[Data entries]
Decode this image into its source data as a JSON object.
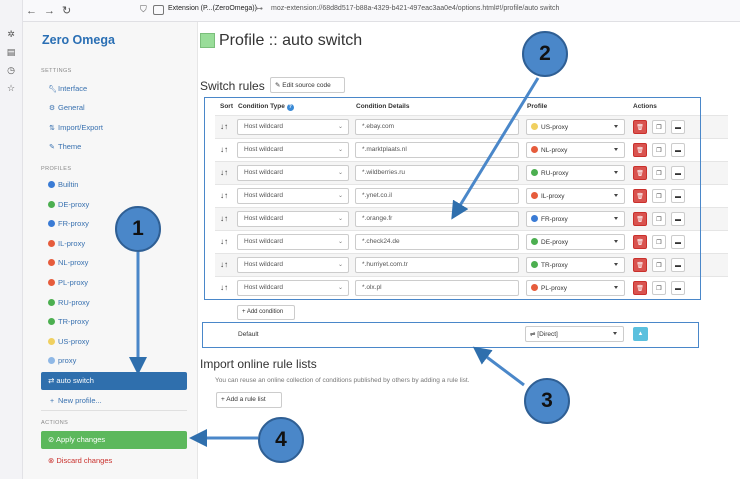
{
  "browser": {
    "site_label": "Extension (P...(ZeroOmega))",
    "url": "moz-extension://68d8d517-b88a-4329-b421-497eac3aa0e4/options.html#!/profile/auto switch"
  },
  "sidebar": {
    "app_title": "Zero Omega",
    "settings_header": "SETTINGS",
    "settings": [
      "Interface",
      "General",
      "Import/Export",
      "Theme"
    ],
    "profiles_header": "PROFILES",
    "profiles": [
      {
        "label": "Builtin",
        "color": "#3a7bd5"
      },
      {
        "label": "DE-proxy",
        "color": "#4caf50"
      },
      {
        "label": "FR-proxy",
        "color": "#3a7bd5"
      },
      {
        "label": "IL-proxy",
        "color": "#e65c3c"
      },
      {
        "label": "NL-proxy",
        "color": "#e65c3c"
      },
      {
        "label": "PL-proxy",
        "color": "#e65c3c"
      },
      {
        "label": "RU-proxy",
        "color": "#4caf50"
      },
      {
        "label": "TR-proxy",
        "color": "#4caf50"
      },
      {
        "label": "US-proxy",
        "color": "#f0d060"
      },
      {
        "label": "proxy",
        "color": "#8fb8e6"
      }
    ],
    "selected": "auto switch",
    "new_profile": "New profile...",
    "actions_header": "ACTIONS",
    "apply": "Apply changes",
    "discard": "Discard changes"
  },
  "main": {
    "title": "Profile :: auto switch",
    "switch_rules_title": "Switch rules",
    "edit_source": "Edit source code",
    "headers": {
      "sort": "Sort",
      "ctype": "Condition Type",
      "cdetails": "Condition Details",
      "profile": "Profile",
      "actions": "Actions"
    },
    "rules": [
      {
        "type": "Host wildcard",
        "value": "*.ebay.com",
        "profile": "US-proxy",
        "color": "#f0d060"
      },
      {
        "type": "Host wildcard",
        "value": "*.marktplaats.nl",
        "profile": "NL-proxy",
        "color": "#e65c3c"
      },
      {
        "type": "Host wildcard",
        "value": "*.wildberries.ru",
        "profile": "RU-proxy",
        "color": "#4caf50"
      },
      {
        "type": "Host wildcard",
        "value": "*.ynet.co.il",
        "profile": "IL-proxy",
        "color": "#e65c3c"
      },
      {
        "type": "Host wildcard",
        "value": "*.orange.fr",
        "profile": "FR-proxy",
        "color": "#3a7bd5"
      },
      {
        "type": "Host wildcard",
        "value": "*.check24.de",
        "profile": "DE-proxy",
        "color": "#4caf50"
      },
      {
        "type": "Host wildcard",
        "value": "*.hurriyet.com.tr",
        "profile": "TR-proxy",
        "color": "#4caf50"
      },
      {
        "type": "Host wildcard",
        "value": "*.olx.pl",
        "profile": "PL-proxy",
        "color": "#e65c3c"
      }
    ],
    "add_condition": "Add condition",
    "default_label": "Default",
    "default_profile": "[Direct]",
    "import_title": "Import online rule lists",
    "import_desc": "You can reuse an online collection of conditions published by others by adding a rule list.",
    "add_rule_list": "Add a rule list"
  },
  "annotations": [
    "1",
    "2",
    "3",
    "4"
  ]
}
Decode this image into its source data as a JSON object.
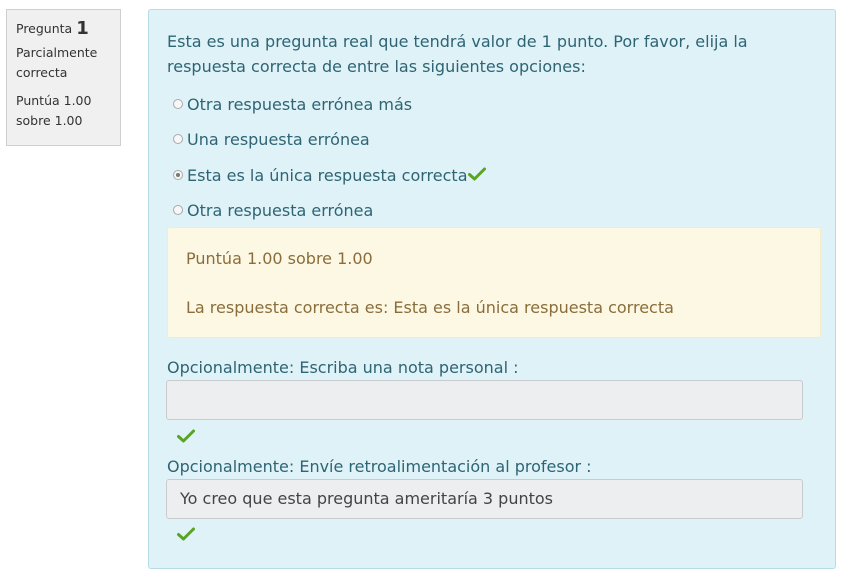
{
  "info": {
    "question_label": "Pregunta",
    "question_number": "1",
    "state": "Parcialmente correcta",
    "grade": "Puntúa 1.00 sobre 1.00"
  },
  "question": {
    "text": "Esta es una pregunta real que tendrá valor de 1 punto. Por favor, elija la respuesta correcta de entre las siguientes opciones:",
    "options": [
      {
        "label": "Otra respuesta errónea más",
        "selected": false
      },
      {
        "label": "Una respuesta errónea",
        "selected": false
      },
      {
        "label": "Esta es la única respuesta correcta",
        "selected": true
      },
      {
        "label": "Otra respuesta errónea",
        "selected": false
      }
    ]
  },
  "feedback": {
    "grade": "Puntúa 1.00 sobre 1.00",
    "right_answer": "La respuesta correcta es: Esta es la única respuesta correcta"
  },
  "personal_note": {
    "label": "Opcionalmente: Escriba una nota personal :",
    "value": ""
  },
  "teacher_feedback": {
    "label": "Opcionalmente: Envíe retroalimentación al profesor :",
    "value": "Yo creo que esta pregunta ameritaría 3 puntos"
  },
  "colors": {
    "check": "#5aa51f",
    "content_bg": "#def2f8",
    "feedback_bg": "#fcf8e3",
    "text_primary": "#2f6473",
    "feedback_text": "#8a6d3b"
  }
}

» **What the task requires**:
Copy out every line of the listing that includes the string "única".

» **Result for this exercise**:
        "label": "Esta es la única respuesta correcta",
    "right_answer": "La respuesta correcta es: Esta es la única respuesta correcta"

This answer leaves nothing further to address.